──────── DATA SUPPLIED ────────

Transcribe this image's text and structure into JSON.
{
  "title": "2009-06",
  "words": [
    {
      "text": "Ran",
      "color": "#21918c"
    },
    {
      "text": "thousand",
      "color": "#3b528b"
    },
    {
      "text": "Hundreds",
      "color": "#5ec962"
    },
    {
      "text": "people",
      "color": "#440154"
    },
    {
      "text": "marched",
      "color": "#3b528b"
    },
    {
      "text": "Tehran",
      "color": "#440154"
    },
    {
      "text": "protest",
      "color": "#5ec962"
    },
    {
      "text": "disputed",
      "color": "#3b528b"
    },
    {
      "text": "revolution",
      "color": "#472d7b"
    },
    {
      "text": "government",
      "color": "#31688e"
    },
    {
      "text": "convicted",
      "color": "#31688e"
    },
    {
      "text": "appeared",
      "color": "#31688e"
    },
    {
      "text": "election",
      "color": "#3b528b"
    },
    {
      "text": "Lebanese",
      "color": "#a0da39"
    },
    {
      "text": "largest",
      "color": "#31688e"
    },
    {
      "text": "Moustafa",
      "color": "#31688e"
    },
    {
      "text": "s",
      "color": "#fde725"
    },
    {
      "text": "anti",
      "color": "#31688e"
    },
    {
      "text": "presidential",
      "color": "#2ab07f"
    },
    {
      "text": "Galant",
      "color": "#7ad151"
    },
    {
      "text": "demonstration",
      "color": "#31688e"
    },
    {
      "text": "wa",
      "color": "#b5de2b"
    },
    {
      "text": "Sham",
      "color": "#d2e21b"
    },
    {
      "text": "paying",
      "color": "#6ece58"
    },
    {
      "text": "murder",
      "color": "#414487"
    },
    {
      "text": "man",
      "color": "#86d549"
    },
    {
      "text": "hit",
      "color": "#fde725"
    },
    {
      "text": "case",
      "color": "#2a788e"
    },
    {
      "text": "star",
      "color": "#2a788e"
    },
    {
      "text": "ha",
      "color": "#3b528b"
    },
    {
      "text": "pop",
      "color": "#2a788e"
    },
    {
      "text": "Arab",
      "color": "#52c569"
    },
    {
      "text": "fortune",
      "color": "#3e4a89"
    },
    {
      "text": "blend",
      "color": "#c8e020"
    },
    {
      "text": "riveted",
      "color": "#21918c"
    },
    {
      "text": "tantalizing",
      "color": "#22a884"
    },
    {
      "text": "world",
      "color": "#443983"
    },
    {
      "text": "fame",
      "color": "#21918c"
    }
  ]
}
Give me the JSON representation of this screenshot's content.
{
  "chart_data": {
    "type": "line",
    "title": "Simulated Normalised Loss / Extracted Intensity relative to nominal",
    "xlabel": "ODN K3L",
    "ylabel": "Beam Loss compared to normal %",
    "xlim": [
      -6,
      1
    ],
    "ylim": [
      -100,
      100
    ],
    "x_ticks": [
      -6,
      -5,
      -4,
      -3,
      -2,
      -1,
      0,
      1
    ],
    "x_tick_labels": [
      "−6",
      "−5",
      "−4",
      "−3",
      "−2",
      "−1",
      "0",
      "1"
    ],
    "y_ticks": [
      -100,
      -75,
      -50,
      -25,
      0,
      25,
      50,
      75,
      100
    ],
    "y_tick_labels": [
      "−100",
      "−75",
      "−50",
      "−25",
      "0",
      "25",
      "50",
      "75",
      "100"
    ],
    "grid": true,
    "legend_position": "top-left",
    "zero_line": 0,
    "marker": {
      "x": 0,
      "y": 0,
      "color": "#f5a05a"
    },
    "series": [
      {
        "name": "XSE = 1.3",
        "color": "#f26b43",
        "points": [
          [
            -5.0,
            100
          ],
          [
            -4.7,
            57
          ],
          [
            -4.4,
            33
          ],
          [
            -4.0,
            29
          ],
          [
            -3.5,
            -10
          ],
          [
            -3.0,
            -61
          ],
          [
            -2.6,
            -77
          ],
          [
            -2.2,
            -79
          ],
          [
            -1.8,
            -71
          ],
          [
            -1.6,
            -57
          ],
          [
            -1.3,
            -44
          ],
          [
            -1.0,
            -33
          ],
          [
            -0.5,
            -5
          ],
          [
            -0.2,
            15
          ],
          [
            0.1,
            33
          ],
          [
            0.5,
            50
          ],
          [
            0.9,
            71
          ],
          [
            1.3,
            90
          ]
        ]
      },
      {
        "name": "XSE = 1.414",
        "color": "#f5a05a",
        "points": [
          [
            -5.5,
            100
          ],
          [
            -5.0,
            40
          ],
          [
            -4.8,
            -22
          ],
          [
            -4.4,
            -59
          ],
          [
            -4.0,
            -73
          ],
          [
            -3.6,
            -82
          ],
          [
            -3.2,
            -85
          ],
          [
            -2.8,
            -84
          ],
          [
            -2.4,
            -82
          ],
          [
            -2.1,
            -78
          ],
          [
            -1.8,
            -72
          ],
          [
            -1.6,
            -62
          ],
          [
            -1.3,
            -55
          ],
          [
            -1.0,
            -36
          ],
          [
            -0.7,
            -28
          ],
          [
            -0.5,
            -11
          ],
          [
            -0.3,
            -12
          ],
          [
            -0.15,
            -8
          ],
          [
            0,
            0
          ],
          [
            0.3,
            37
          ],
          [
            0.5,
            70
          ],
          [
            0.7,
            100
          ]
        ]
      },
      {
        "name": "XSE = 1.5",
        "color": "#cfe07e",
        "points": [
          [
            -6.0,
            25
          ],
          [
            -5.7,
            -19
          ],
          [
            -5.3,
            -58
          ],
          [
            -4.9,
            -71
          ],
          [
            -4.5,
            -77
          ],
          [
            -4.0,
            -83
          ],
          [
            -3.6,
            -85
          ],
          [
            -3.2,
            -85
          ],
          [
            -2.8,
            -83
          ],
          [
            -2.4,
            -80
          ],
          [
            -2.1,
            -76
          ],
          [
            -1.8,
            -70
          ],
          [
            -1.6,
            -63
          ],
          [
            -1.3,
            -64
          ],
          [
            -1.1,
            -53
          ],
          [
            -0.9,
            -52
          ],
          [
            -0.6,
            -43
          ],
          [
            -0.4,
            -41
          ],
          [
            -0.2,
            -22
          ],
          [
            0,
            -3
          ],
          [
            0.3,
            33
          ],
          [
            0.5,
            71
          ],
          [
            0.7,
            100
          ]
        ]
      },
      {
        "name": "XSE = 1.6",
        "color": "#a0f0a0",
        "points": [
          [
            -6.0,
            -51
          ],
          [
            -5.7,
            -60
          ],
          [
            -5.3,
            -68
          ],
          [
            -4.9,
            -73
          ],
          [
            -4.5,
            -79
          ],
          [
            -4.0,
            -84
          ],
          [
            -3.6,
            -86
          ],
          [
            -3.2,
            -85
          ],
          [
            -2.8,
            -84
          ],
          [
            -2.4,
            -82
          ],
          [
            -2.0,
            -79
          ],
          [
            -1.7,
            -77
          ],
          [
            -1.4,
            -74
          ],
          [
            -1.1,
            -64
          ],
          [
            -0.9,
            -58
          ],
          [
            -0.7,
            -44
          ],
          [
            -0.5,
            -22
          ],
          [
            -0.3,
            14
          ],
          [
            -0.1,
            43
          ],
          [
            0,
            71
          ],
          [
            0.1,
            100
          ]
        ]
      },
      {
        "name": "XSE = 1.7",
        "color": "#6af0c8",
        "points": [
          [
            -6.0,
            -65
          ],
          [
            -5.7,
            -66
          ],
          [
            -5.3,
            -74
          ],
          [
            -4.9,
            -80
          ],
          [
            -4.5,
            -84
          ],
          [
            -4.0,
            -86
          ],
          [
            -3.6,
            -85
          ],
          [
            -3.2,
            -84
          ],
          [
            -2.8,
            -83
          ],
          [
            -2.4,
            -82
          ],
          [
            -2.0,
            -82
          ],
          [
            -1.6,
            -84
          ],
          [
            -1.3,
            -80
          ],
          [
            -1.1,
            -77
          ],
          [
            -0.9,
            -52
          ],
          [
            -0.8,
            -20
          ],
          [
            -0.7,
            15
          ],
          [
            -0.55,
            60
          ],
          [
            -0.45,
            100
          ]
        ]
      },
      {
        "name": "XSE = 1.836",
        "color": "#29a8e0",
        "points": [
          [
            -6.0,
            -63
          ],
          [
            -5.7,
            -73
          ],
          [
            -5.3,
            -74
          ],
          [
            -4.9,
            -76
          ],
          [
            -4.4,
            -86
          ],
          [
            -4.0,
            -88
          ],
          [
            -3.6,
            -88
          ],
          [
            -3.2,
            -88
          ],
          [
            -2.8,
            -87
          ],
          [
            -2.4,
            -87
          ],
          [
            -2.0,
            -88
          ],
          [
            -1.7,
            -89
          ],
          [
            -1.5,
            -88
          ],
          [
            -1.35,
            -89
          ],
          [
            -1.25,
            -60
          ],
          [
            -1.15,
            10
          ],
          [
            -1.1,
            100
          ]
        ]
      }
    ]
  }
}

────────

WRITTEN PROBLEM
Lines holding the word "JSON" in the entries above are the ones to pull out. Copy them all.

THE RESULT
Transcribe this image's text and structure into JSON.
Give me the JSON representation of this screenshot's content.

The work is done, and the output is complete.